## Your goal:
Please copy out every one of the lines below, keeping each character unchanged.

== The input

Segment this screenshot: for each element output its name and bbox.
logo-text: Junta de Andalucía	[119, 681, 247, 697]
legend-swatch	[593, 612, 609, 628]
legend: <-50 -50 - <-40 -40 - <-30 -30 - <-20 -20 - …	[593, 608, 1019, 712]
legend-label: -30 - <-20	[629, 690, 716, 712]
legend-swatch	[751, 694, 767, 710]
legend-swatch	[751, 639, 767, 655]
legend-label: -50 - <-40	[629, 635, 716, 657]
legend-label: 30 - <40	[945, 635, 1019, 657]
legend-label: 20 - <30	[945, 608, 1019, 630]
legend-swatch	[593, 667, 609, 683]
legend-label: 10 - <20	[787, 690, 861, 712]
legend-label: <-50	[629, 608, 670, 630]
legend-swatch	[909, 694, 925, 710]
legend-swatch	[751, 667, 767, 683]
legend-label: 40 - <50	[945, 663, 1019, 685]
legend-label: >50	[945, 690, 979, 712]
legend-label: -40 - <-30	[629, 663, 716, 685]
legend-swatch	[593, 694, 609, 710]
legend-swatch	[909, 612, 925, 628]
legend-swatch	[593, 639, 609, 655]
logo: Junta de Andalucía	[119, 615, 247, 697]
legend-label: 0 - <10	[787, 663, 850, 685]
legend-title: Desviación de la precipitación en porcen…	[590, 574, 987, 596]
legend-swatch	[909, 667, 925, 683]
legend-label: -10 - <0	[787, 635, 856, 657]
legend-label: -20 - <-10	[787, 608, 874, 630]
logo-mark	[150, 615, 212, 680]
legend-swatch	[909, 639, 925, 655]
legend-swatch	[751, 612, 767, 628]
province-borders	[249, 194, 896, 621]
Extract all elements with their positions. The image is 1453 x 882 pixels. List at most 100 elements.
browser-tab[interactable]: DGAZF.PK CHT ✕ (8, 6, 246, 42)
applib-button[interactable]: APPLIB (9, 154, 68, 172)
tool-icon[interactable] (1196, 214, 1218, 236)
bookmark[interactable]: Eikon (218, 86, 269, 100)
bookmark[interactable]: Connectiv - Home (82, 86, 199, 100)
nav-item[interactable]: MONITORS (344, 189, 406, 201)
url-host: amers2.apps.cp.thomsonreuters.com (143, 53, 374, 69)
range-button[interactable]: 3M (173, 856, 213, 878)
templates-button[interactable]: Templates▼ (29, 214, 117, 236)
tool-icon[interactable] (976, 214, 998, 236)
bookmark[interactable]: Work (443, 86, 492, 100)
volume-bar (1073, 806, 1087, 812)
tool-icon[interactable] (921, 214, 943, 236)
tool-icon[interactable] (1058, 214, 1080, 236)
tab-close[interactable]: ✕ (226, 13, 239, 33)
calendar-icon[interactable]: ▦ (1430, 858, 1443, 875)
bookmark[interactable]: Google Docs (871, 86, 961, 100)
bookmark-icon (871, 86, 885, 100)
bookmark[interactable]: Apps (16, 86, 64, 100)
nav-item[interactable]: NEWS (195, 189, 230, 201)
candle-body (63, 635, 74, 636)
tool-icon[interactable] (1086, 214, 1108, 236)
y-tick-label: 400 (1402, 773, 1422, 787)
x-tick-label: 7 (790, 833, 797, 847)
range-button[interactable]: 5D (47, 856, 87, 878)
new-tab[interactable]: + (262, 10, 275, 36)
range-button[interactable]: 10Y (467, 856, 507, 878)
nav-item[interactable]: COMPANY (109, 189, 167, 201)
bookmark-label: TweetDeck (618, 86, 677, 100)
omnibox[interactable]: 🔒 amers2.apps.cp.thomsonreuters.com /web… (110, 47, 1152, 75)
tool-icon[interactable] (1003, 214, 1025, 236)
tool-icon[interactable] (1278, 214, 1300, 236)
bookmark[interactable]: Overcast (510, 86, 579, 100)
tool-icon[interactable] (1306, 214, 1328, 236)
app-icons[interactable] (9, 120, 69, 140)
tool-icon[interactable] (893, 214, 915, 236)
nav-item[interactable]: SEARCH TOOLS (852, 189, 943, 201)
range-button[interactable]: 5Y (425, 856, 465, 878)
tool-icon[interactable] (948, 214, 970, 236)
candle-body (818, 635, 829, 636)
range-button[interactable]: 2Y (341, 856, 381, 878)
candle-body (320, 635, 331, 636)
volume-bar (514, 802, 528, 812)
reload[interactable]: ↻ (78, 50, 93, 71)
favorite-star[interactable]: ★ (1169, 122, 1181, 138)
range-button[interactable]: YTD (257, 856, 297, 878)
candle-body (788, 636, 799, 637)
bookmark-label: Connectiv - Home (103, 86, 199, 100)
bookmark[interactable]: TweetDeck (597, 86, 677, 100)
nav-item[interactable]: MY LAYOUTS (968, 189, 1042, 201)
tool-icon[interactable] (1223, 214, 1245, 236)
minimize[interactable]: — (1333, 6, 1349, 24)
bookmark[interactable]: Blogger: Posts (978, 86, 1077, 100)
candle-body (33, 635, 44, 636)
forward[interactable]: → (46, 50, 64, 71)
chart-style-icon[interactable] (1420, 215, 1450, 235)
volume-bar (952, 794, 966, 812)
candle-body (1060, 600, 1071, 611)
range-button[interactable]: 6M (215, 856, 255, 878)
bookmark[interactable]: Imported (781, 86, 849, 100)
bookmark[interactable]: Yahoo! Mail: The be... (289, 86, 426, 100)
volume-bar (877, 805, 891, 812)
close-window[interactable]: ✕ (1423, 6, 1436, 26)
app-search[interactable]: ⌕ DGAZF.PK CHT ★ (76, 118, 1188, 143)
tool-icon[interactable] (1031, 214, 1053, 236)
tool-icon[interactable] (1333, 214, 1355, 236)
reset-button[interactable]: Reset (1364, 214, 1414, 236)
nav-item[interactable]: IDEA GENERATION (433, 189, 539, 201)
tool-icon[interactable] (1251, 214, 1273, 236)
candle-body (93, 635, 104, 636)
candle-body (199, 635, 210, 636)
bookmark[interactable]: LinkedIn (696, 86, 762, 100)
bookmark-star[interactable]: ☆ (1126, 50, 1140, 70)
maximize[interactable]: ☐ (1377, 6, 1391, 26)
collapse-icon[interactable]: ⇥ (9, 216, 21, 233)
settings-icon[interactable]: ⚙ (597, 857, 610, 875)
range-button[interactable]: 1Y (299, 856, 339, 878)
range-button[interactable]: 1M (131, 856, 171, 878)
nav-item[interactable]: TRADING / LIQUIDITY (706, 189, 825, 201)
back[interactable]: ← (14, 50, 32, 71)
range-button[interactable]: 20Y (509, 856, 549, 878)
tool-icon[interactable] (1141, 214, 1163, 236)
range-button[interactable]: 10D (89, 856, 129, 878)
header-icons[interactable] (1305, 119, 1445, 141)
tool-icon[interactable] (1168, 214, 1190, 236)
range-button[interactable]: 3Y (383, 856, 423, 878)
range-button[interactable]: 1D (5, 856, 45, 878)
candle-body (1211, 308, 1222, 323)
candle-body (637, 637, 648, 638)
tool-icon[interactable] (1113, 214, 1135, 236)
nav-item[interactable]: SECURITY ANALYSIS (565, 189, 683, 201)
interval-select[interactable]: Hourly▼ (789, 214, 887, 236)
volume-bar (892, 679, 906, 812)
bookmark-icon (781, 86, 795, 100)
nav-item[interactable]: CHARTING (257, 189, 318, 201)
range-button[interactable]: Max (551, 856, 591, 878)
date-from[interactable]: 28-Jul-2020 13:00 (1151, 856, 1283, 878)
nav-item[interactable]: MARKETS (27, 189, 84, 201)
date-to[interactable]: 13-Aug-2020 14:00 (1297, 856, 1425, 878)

====

## Full response:
Segment this screenshot: for each element output its name and bbox.
logo-text: Junta de Andalucía	[119, 681, 247, 697]
legend-swatch	[593, 612, 609, 628]
legend: <-50 -50 - <-40 -40 - <-30 -30 - <-20 -20 - …	[593, 608, 1019, 712]
legend-label: -30 - <-20	[629, 690, 716, 712]
legend-swatch	[751, 694, 767, 710]
legend-swatch	[751, 639, 767, 655]
legend-label: -50 - <-40	[629, 635, 716, 657]
legend-label: 30 - <40	[945, 635, 1019, 657]
legend-label: 20 - <30	[945, 608, 1019, 630]
legend-swatch	[593, 667, 609, 683]
legend-label: 10 - <20	[787, 690, 861, 712]
legend-label: <-50	[629, 608, 670, 630]
legend-swatch	[909, 694, 925, 710]
legend-swatch	[751, 667, 767, 683]
legend-label: 40 - <50	[945, 663, 1019, 685]
legend-label: >50	[945, 690, 979, 712]
legend-label: -40 - <-30	[629, 663, 716, 685]
legend-swatch	[593, 694, 609, 710]
legend-swatch	[909, 612, 925, 628]
legend-swatch	[593, 639, 609, 655]
logo: Junta de Andalucía	[119, 615, 247, 697]
legend-label: 0 - <10	[787, 663, 850, 685]
legend-title: Desviación de la precipitación en porcen…	[590, 574, 987, 596]
legend-swatch	[909, 667, 925, 683]
legend-label: -10 - <0	[787, 635, 856, 657]
legend-label: -20 - <-10	[787, 608, 874, 630]
logo-mark	[150, 615, 212, 680]
legend-swatch	[909, 639, 925, 655]
legend-swatch	[751, 612, 767, 628]
province-borders	[249, 194, 896, 621]
Extract all elements with their positions. The image is 1453 x 882 pixels. List at most 100 elements.
browser-tab[interactable]: DGAZF.PK CHT ✕ (8, 6, 246, 42)
applib-button[interactable]: APPLIB (9, 154, 68, 172)
tool-icon[interactable] (1196, 214, 1218, 236)
bookmark[interactable]: Eikon (218, 86, 269, 100)
bookmark[interactable]: Connectiv - Home (82, 86, 199, 100)
nav-item[interactable]: MONITORS (344, 189, 406, 201)
url-host: amers2.apps.cp.thomsonreuters.com (143, 53, 374, 69)
range-button[interactable]: 3M (173, 856, 213, 878)
templates-button[interactable]: Templates▼ (29, 214, 117, 236)
tool-icon[interactable] (976, 214, 998, 236)
bookmark[interactable]: Work (443, 86, 492, 100)
volume-bar (1073, 806, 1087, 812)
tool-icon[interactable] (921, 214, 943, 236)
tool-icon[interactable] (1058, 214, 1080, 236)
tab-close[interactable]: ✕ (226, 13, 239, 33)
calendar-icon[interactable]: ▦ (1430, 858, 1443, 875)
bookmark[interactable]: Google Docs (871, 86, 961, 100)
bookmark-icon (871, 86, 885, 100)
bookmark[interactable]: Apps (16, 86, 64, 100)
nav-item[interactable]: NEWS (195, 189, 230, 201)
candle-body (63, 635, 74, 636)
tool-icon[interactable] (1086, 214, 1108, 236)
y-tick-label: 400 (1402, 773, 1422, 787)
x-tick-label: 7 (790, 833, 797, 847)
range-button[interactable]: 5D (47, 856, 87, 878)
new-tab[interactable]: + (262, 10, 275, 36)
range-button[interactable]: 10Y (467, 856, 507, 878)
nav-item[interactable]: COMPANY (109, 189, 167, 201)
bookmark-label: TweetDeck (618, 86, 677, 100)
omnibox[interactable]: 🔒 amers2.apps.cp.thomsonreuters.com /web… (110, 47, 1152, 75)
tool-icon[interactable] (1003, 214, 1025, 236)
tool-icon[interactable] (1278, 214, 1300, 236)
bookmark[interactable]: Overcast (510, 86, 579, 100)
tool-icon[interactable] (1306, 214, 1328, 236)
app-icons[interactable] (9, 120, 69, 140)
tool-icon[interactable] (893, 214, 915, 236)
nav-item[interactable]: SEARCH TOOLS (852, 189, 943, 201)
range-button[interactable]: 5Y (425, 856, 465, 878)
tool-icon[interactable] (948, 214, 970, 236)
candle-body (818, 635, 829, 636)
range-button[interactable]: 2Y (341, 856, 381, 878)
candle-body (320, 635, 331, 636)
volume-bar (514, 802, 528, 812)
reload[interactable]: ↻ (78, 50, 93, 71)
favorite-star[interactable]: ★ (1169, 122, 1181, 138)
range-button[interactable]: YTD (257, 856, 297, 878)
candle-body (788, 636, 799, 637)
bookmark-label: Connectiv - Home (103, 86, 199, 100)
bookmark[interactable]: TweetDeck (597, 86, 677, 100)
nav-item[interactable]: MY LAYOUTS (968, 189, 1042, 201)
tool-icon[interactable] (1223, 214, 1245, 236)
minimize[interactable]: — (1333, 6, 1349, 24)
bookmark[interactable]: Blogger: Posts (978, 86, 1077, 100)
candle-body (33, 635, 44, 636)
forward[interactable]: → (46, 50, 64, 71)
chart-style-icon[interactable] (1420, 215, 1450, 235)
volume-bar (952, 794, 966, 812)
candle-body (1060, 600, 1071, 611)
range-button[interactable]: 6M (215, 856, 255, 878)
bookmark[interactable]: Imported (781, 86, 849, 100)
bookmark[interactable]: Yahoo! Mail: The be... (289, 86, 426, 100)
volume-bar (877, 805, 891, 812)
close-window[interactable]: ✕ (1423, 6, 1436, 26)
app-search[interactable]: ⌕ DGAZF.PK CHT ★ (76, 118, 1188, 143)
tool-icon[interactable] (1031, 214, 1053, 236)
tool-icon[interactable] (1333, 214, 1355, 236)
reset-button[interactable]: Reset (1364, 214, 1414, 236)
nav-item[interactable]: IDEA GENERATION (433, 189, 539, 201)
tool-icon[interactable] (1251, 214, 1273, 236)
candle-body (93, 635, 104, 636)
candle-body (199, 635, 210, 636)
bookmark[interactable]: LinkedIn (696, 86, 762, 100)
bookmark-star[interactable]: ☆ (1126, 50, 1140, 70)
maximize[interactable]: ☐ (1377, 6, 1391, 26)
collapse-icon[interactable]: ⇥ (9, 216, 21, 233)
settings-icon[interactable]: ⚙ (597, 857, 610, 875)
range-button[interactable]: 1Y (299, 856, 339, 878)
range-button[interactable]: 1M (131, 856, 171, 878)
nav-item[interactable]: TRADING / LIQUIDITY (706, 189, 825, 201)
back[interactable]: ← (14, 50, 32, 71)
range-button[interactable]: 20Y (509, 856, 549, 878)
tool-icon[interactable] (1141, 214, 1163, 236)
range-button[interactable]: 10D (89, 856, 129, 878)
header-icons[interactable] (1305, 119, 1445, 141)
tool-icon[interactable] (1168, 214, 1190, 236)
range-button[interactable]: 3Y (383, 856, 423, 878)
range-button[interactable]: 1D (5, 856, 45, 878)
candle-body (1211, 308, 1222, 323)
candle-body (637, 637, 648, 638)
tool-icon[interactable] (1113, 214, 1135, 236)
nav-item[interactable]: SECURITY ANALYSIS (565, 189, 683, 201)
interval-select[interactable]: Hourly▼ (789, 214, 887, 236)
volume-bar (892, 679, 906, 812)
bookmark-icon (781, 86, 795, 100)
nav-item[interactable]: CHARTING (257, 189, 318, 201)
range-button[interactable]: Max (551, 856, 591, 878)
date-from[interactable]: 28-Jul-2020 13:00 (1151, 856, 1283, 878)
nav-item[interactable]: MARKETS (27, 189, 84, 201)
date-to[interactable]: 13-Aug-2020 14:00 (1297, 856, 1425, 878)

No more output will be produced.